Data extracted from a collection

####################

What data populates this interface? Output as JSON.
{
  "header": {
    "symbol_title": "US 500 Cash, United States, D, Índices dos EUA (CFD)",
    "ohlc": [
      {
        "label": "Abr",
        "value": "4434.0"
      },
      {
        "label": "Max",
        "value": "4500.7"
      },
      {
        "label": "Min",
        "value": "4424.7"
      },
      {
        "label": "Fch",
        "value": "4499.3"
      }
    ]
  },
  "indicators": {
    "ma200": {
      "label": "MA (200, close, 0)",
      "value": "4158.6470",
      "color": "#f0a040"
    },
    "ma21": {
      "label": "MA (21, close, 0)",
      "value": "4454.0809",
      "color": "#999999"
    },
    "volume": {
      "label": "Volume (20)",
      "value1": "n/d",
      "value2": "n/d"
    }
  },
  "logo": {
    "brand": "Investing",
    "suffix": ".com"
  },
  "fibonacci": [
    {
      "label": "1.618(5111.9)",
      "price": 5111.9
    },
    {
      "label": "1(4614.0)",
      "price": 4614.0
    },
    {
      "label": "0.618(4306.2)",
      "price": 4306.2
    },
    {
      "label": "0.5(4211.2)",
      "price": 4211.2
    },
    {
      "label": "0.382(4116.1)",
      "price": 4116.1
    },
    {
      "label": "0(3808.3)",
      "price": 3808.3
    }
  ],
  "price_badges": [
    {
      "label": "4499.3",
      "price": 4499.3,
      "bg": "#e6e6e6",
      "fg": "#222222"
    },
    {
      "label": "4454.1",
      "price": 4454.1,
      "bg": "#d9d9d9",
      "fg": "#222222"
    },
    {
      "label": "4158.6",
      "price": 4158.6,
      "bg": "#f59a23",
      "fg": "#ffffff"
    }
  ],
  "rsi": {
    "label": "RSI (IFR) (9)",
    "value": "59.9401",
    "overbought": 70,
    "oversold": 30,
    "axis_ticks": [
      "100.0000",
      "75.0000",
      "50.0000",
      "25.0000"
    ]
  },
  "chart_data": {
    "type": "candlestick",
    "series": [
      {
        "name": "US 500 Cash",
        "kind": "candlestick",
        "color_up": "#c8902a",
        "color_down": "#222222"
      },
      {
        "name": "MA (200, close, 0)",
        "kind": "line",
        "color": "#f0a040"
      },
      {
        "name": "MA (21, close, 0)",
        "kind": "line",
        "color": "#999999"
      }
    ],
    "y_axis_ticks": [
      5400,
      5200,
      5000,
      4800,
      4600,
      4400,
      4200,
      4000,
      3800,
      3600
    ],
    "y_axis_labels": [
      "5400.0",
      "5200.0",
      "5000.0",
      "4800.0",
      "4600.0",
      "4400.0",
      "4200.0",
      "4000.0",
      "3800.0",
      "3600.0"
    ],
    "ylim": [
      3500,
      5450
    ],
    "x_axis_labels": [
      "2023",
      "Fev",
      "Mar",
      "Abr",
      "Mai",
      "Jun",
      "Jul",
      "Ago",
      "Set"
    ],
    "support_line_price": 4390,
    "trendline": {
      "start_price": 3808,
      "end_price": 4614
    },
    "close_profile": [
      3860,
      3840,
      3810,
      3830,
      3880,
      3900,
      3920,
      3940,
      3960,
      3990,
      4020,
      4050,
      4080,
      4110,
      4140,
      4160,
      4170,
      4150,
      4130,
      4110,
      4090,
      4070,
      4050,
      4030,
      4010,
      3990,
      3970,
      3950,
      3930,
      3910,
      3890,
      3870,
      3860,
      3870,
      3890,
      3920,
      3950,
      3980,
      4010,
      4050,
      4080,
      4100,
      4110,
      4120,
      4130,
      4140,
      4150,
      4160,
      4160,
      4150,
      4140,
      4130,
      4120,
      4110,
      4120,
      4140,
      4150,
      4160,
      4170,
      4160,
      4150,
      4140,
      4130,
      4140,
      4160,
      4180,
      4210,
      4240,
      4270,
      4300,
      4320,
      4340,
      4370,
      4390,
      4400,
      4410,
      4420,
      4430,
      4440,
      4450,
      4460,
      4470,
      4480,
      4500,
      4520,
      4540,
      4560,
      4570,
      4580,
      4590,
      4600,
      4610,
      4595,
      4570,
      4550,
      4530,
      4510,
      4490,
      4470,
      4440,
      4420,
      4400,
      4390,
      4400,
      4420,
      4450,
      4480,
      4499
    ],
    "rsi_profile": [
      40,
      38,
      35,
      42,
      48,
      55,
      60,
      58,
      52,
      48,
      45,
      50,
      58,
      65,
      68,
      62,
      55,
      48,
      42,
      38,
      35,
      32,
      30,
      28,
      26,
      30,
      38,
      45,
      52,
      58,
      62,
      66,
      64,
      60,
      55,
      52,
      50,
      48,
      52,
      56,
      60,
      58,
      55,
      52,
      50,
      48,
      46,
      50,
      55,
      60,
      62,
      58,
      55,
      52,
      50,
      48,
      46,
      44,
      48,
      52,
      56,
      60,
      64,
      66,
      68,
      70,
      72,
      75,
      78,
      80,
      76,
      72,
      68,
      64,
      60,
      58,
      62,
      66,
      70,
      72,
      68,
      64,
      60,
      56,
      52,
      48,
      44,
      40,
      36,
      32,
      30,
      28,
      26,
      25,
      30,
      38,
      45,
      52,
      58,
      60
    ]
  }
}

####################

Transcribe every line of the data, exactly as it stands.

Answer for the task
What data populates this interface? Output as JSON.
{
  "header": {
    "symbol_title": "US 500 Cash, United States, D, Índices dos EUA (CFD)",
    "ohlc": [
      {
        "label": "Abr",
        "value": "4434.0"
      },
      {
        "label": "Max",
        "value": "4500.7"
      },
      {
        "label": "Min",
        "value": "4424.7"
      },
      {
        "label": "Fch",
        "value": "4499.3"
      }
    ]
  },
  "indicators": {
    "ma200": {
      "label": "MA (200, close, 0)",
      "value": "4158.6470",
      "color": "#f0a040"
    },
    "ma21": {
      "label": "MA (21, close, 0)",
      "value": "4454.0809",
      "color": "#999999"
    },
    "volume": {
      "label": "Volume (20)",
      "value1": "n/d",
      "value2": "n/d"
    }
  },
  "logo": {
    "brand": "Investing",
    "suffix": ".com"
  },
  "fibonacci": [
    {
      "label": "1.618(5111.9)",
      "price": 5111.9
    },
    {
      "label": "1(4614.0)",
      "price": 4614.0
    },
    {
      "label": "0.618(4306.2)",
      "price": 4306.2
    },
    {
      "label": "0.5(4211.2)",
      "price": 4211.2
    },
    {
      "label": "0.382(4116.1)",
      "price": 4116.1
    },
    {
      "label": "0(3808.3)",
      "price": 3808.3
    }
  ],
  "price_badges": [
    {
      "label": "4499.3",
      "price": 4499.3,
      "bg": "#e6e6e6",
      "fg": "#222222"
    },
    {
      "label": "4454.1",
      "price": 4454.1,
      "bg": "#d9d9d9",
      "fg": "#222222"
    },
    {
      "label": "4158.6",
      "price": 4158.6,
      "bg": "#f59a23",
      "fg": "#ffffff"
    }
  ],
  "rsi": {
    "label": "RSI (IFR) (9)",
    "value": "59.9401",
    "overbought": 70,
    "oversold": 30,
    "axis_ticks": [
      "100.0000",
      "75.0000",
      "50.0000",
      "25.0000"
    ]
  },
  "chart_data": {
    "type": "candlestick",
    "series": [
      {
        "name": "US 500 Cash",
        "kind": "candlestick",
        "color_up": "#c8902a",
        "color_down": "#222222"
      },
      {
        "name": "MA (200, close, 0)",
        "kind": "line",
        "color": "#f0a040"
      },
      {
        "name": "MA (21, close, 0)",
        "kind": "line",
        "color": "#999999"
      }
    ],
    "y_axis_ticks": [
      5400,
      5200,
      5000,
      4800,
      4600,
      4400,
      4200,
      4000,
      3800,
      3600
    ],
    "y_axis_labels": [
      "5400.0",
      "5200.0",
      "5000.0",
      "4800.0",
      "4600.0",
      "4400.0",
      "4200.0",
      "4000.0",
      "3800.0",
      "3600.0"
    ],
    "ylim": [
      3500,
      5450
    ],
    "x_axis_labels": [
      "2023",
      "Fev",
      "Mar",
      "Abr",
      "Mai",
      "Jun",
      "Jul",
      "Ago",
      "Set"
    ],
    "support_line_price": 4390,
    "trendline": {
      "start_price": 3808,
      "end_price": 4614
    },
    "close_profile": [
      3860,
      3840,
      3810,
      3830,
      3880,
      3900,
      3920,
      3940,
      3960,
      3990,
      4020,
      4050,
      4080,
      4110,
      4140,
      4160,
      4170,
      4150,
      4130,
      4110,
      4090,
      4070,
      4050,
      4030,
      4010,
      3990,
      3970,
      3950,
      3930,
      3910,
      3890,
      3870,
      3860,
      3870,
      3890,
      3920,
      3950,
      3980,
      4010,
      4050,
      4080,
      4100,
      4110,
      4120,
      4130,
      4140,
      4150,
      4160,
      4160,
      4150,
      4140,
      4130,
      4120,
      4110,
      4120,
      4140,
      4150,
      4160,
      4170,
      4160,
      4150,
      4140,
      4130,
      4140,
      4160,
      4180,
      4210,
      4240,
      4270,
      4300,
      4320,
      4340,
      4370,
      4390,
      4400,
      4410,
      4420,
      4430,
      4440,
      4450,
      4460,
      4470,
      4480,
      4500,
      4520,
      4540,
      4560,
      4570,
      4580,
      4590,
      4600,
      4610,
      4595,
      4570,
      4550,
      4530,
      4510,
      4490,
      4470,
      4440,
      4420,
      4400,
      4390,
      4400,
      4420,
      4450,
      4480,
      4499
    ],
    "rsi_profile": [
      40,
      38,
      35,
      42,
      48,
      55,
      60,
      58,
      52,
      48,
      45,
      50,
      58,
      65,
      68,
      62,
      55,
      48,
      42,
      38,
      35,
      32,
      30,
      28,
      26,
      30,
      38,
      45,
      52,
      58,
      62,
      66,
      64,
      60,
      55,
      52,
      50,
      48,
      52,
      56,
      60,
      58,
      55,
      52,
      50,
      48,
      46,
      50,
      55,
      60,
      62,
      58,
      55,
      52,
      50,
      48,
      46,
      44,
      48,
      52,
      56,
      60,
      64,
      66,
      68,
      70,
      72,
      75,
      78,
      80,
      76,
      72,
      68,
      64,
      60,
      58,
      62,
      66,
      70,
      72,
      68,
      64,
      60,
      56,
      52,
      48,
      44,
      40,
      36,
      32,
      30,
      28,
      26,
      25,
      30,
      38,
      45,
      52,
      58,
      60
    ]
  }
}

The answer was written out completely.